PROBLEM TO WORK ON – Go through the listing below and gather every line with the word "foreign".

SUPPLIED RECORDS –

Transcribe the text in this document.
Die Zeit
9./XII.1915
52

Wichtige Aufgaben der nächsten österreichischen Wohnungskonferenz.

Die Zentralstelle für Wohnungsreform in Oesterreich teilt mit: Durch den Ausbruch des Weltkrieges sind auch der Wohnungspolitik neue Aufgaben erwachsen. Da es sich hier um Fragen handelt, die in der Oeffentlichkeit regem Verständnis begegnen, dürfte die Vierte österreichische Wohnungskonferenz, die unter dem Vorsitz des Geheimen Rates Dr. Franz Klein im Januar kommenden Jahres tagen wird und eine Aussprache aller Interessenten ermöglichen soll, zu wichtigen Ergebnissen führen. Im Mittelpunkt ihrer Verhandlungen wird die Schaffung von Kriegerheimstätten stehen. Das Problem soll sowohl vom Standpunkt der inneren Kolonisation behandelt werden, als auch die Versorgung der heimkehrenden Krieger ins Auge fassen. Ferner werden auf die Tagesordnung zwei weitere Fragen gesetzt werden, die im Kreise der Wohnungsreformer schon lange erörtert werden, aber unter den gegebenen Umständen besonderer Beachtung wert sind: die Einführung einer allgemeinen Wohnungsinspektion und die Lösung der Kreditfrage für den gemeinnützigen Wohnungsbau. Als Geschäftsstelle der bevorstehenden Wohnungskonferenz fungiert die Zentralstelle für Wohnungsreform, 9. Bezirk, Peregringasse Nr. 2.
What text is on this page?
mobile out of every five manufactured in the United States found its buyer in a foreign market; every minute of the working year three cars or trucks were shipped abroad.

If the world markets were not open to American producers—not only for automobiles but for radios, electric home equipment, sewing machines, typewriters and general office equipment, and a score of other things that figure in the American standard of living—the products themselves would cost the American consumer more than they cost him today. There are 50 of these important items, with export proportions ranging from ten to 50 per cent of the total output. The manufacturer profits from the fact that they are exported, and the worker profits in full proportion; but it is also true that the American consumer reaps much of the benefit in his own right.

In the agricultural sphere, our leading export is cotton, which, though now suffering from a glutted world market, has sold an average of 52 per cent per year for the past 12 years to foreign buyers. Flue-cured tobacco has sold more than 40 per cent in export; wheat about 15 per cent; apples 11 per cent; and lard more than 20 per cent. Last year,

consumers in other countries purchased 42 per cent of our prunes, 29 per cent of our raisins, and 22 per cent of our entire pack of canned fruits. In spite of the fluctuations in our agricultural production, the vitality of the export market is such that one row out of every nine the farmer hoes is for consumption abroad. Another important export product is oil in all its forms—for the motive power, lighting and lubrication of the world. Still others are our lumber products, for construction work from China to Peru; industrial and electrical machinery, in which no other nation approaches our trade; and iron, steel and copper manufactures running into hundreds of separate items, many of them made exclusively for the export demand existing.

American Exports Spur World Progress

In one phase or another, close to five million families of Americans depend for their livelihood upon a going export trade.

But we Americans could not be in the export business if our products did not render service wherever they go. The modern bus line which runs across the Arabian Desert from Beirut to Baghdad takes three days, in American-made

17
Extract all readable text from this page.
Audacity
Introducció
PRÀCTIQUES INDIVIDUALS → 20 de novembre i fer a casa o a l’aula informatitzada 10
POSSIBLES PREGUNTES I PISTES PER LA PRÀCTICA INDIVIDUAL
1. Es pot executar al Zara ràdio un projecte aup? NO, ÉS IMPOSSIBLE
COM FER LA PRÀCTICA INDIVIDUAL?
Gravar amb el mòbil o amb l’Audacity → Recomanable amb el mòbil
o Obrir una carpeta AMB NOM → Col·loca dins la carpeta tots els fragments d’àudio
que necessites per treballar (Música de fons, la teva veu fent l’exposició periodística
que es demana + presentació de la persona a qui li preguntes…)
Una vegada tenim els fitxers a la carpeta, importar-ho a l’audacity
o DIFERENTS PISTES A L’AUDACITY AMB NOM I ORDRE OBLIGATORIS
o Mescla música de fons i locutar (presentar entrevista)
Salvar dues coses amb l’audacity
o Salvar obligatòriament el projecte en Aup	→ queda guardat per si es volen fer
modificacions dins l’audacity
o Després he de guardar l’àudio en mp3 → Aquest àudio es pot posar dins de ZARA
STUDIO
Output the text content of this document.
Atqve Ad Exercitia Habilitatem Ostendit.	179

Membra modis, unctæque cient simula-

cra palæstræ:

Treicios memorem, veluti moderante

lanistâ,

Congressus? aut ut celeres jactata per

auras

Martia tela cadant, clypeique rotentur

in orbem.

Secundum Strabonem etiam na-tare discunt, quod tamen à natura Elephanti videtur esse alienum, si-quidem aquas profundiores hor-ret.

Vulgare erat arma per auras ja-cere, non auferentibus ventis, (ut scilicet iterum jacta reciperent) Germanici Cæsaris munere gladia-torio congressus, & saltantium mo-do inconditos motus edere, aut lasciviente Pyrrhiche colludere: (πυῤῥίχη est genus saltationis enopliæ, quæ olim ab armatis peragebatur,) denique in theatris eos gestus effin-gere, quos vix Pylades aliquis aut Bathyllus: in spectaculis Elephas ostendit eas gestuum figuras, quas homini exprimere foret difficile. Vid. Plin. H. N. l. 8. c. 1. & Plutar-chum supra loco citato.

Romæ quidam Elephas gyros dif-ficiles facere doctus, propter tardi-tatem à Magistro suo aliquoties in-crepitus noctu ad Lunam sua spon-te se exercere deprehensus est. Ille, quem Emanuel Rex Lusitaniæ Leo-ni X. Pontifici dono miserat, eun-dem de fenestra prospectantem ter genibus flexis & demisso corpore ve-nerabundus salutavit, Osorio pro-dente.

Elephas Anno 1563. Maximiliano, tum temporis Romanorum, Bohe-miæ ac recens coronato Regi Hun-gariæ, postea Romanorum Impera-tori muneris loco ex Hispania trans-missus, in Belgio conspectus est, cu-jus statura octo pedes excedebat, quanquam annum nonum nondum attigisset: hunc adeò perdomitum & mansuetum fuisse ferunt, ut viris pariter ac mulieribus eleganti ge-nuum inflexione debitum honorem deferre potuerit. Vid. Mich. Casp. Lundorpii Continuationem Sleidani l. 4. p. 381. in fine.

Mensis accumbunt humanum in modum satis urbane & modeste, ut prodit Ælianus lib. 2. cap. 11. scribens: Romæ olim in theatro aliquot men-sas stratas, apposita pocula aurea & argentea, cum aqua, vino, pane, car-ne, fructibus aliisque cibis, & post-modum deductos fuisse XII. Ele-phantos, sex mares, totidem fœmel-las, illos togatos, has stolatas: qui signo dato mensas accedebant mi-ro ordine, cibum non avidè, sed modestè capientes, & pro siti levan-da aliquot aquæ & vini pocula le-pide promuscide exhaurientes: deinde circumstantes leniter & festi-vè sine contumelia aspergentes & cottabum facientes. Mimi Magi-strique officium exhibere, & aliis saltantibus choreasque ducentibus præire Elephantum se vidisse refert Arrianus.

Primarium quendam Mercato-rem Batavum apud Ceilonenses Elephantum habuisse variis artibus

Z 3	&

COMPLETE ANSWER –
mobile out of every five manufactured in the United States found its buyer in a foreign market; every minute of the working year three cars or trucks were shipped abroad.
In the agricultural sphere, our leading export is cotton, which, though now suffering from a glutted world market, has sold an average of 52 per cent per year for the past 12 years to foreign buyers. Flue-cured tobacco has sold more than 40 per cent in export; wheat about 15 per cent; apples 11 per cent; and lard more than 20 per cent. Last year,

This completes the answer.